=== BRIEF ===
Return every line of the data below that includes the string "Output".

§ §

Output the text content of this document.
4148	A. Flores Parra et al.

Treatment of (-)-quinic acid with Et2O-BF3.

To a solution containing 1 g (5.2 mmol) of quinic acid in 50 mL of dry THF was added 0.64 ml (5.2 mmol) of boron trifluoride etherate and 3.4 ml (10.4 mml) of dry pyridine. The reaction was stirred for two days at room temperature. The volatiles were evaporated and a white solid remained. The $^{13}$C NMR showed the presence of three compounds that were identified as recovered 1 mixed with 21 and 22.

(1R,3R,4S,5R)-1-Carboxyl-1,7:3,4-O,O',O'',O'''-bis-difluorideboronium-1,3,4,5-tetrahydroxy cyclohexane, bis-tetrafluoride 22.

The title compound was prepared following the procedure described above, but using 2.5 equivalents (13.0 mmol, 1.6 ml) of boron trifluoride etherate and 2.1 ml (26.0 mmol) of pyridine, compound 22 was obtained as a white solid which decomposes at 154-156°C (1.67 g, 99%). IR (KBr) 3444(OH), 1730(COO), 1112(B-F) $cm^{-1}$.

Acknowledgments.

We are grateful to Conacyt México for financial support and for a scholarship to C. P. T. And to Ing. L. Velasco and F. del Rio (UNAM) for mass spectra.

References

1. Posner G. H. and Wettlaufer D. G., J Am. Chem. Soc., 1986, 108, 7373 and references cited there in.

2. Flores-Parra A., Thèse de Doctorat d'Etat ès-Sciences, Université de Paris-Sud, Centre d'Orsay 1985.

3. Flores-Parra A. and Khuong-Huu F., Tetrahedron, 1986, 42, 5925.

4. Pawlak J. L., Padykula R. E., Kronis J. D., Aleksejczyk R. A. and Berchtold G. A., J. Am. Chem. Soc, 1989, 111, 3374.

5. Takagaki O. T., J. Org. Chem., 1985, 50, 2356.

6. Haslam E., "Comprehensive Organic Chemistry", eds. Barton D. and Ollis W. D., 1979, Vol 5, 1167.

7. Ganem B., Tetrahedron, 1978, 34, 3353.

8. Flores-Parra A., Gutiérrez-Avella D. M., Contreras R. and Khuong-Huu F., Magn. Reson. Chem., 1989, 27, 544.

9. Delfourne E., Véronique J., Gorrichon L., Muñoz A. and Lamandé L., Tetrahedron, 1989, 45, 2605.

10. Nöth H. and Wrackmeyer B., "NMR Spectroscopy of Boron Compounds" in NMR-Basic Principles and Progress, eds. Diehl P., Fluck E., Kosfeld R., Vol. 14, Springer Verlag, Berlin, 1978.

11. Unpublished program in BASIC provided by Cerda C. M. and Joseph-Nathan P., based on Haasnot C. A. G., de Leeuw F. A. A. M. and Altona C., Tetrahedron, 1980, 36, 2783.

§ §

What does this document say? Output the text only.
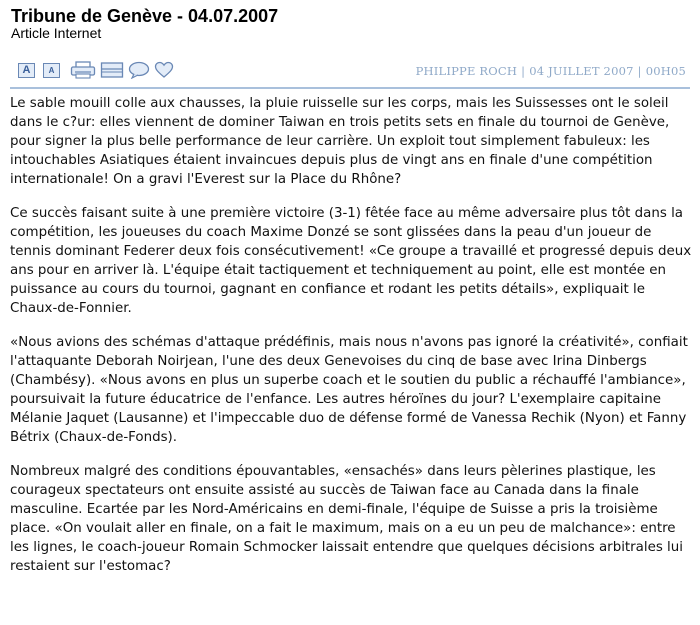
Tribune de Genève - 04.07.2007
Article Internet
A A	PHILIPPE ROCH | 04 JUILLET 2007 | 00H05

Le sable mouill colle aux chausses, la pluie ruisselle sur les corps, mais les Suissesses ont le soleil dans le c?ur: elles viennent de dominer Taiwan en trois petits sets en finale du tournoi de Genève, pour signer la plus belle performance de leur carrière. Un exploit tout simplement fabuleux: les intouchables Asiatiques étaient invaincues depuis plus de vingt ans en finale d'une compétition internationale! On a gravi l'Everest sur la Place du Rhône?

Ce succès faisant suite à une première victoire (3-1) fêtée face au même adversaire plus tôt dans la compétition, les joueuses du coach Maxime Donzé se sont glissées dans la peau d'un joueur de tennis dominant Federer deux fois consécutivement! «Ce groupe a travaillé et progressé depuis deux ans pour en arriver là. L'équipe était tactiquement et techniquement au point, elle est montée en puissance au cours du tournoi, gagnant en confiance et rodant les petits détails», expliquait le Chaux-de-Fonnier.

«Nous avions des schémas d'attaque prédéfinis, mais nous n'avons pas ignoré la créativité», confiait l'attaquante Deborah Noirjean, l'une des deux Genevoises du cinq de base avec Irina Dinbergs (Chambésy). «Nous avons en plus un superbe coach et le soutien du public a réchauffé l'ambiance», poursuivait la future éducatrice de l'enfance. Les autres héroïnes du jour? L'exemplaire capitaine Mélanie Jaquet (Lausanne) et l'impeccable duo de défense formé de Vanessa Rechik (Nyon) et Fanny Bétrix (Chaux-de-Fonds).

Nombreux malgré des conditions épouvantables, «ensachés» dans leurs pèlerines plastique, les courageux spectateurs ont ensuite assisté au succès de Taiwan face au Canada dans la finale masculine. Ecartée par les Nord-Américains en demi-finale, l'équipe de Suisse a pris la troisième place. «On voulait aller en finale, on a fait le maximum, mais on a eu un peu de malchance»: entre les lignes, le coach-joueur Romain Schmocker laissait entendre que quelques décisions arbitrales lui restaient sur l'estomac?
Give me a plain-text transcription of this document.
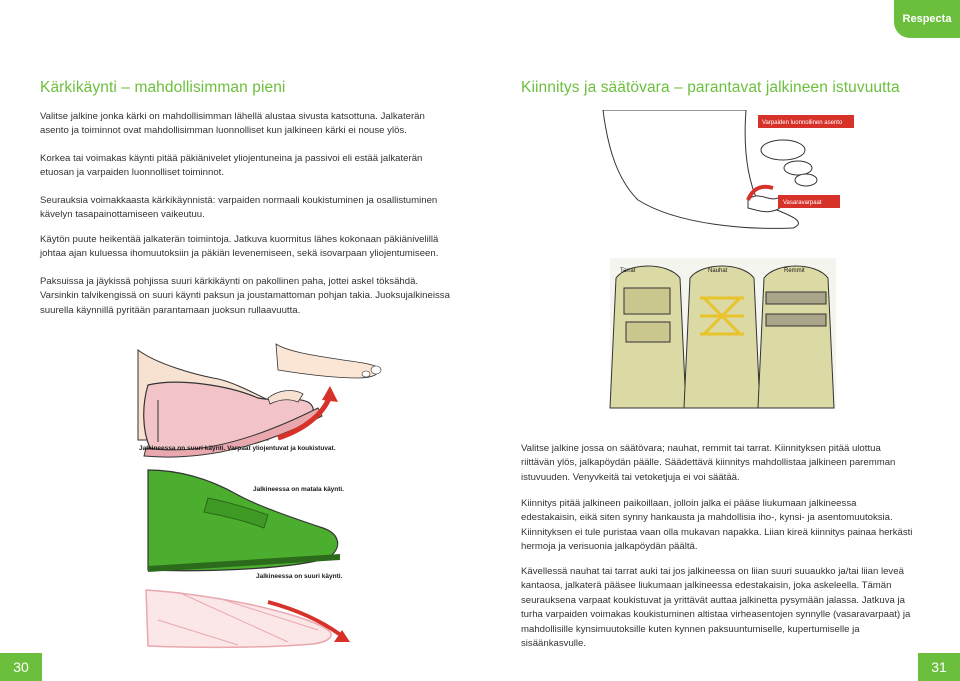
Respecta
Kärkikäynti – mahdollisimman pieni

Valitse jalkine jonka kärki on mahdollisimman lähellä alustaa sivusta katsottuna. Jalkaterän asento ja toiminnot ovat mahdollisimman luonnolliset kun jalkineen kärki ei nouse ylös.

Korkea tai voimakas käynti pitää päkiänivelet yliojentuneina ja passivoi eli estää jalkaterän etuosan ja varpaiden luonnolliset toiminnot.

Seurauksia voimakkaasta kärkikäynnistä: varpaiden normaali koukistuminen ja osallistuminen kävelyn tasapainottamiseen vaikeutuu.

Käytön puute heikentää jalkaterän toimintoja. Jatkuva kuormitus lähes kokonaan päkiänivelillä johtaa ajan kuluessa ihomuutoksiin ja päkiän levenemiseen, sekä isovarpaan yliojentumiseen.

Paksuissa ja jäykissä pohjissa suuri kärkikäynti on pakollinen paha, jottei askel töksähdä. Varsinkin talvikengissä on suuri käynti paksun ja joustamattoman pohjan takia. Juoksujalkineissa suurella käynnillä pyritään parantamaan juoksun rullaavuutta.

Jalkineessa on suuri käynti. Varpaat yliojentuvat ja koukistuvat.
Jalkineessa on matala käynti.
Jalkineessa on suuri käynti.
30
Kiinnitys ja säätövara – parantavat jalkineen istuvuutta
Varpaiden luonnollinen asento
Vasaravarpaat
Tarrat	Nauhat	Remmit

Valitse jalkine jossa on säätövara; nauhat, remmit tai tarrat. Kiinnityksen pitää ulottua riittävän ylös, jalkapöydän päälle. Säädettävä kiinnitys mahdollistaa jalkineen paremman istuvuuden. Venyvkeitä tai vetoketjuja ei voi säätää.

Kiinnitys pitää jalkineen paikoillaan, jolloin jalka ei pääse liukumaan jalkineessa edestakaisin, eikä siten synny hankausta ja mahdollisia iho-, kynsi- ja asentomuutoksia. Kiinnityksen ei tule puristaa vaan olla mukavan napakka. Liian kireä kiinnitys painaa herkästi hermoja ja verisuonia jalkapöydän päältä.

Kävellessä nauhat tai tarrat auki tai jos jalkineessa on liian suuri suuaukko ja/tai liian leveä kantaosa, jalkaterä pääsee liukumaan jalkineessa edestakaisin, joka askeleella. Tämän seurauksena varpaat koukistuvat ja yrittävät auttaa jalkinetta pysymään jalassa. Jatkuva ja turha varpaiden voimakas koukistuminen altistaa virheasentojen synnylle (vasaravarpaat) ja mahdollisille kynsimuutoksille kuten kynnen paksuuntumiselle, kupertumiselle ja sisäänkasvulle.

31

§ §

=== EXERCISE RESULT ===
Output the text content of this document.
What does this document say? Output the text only.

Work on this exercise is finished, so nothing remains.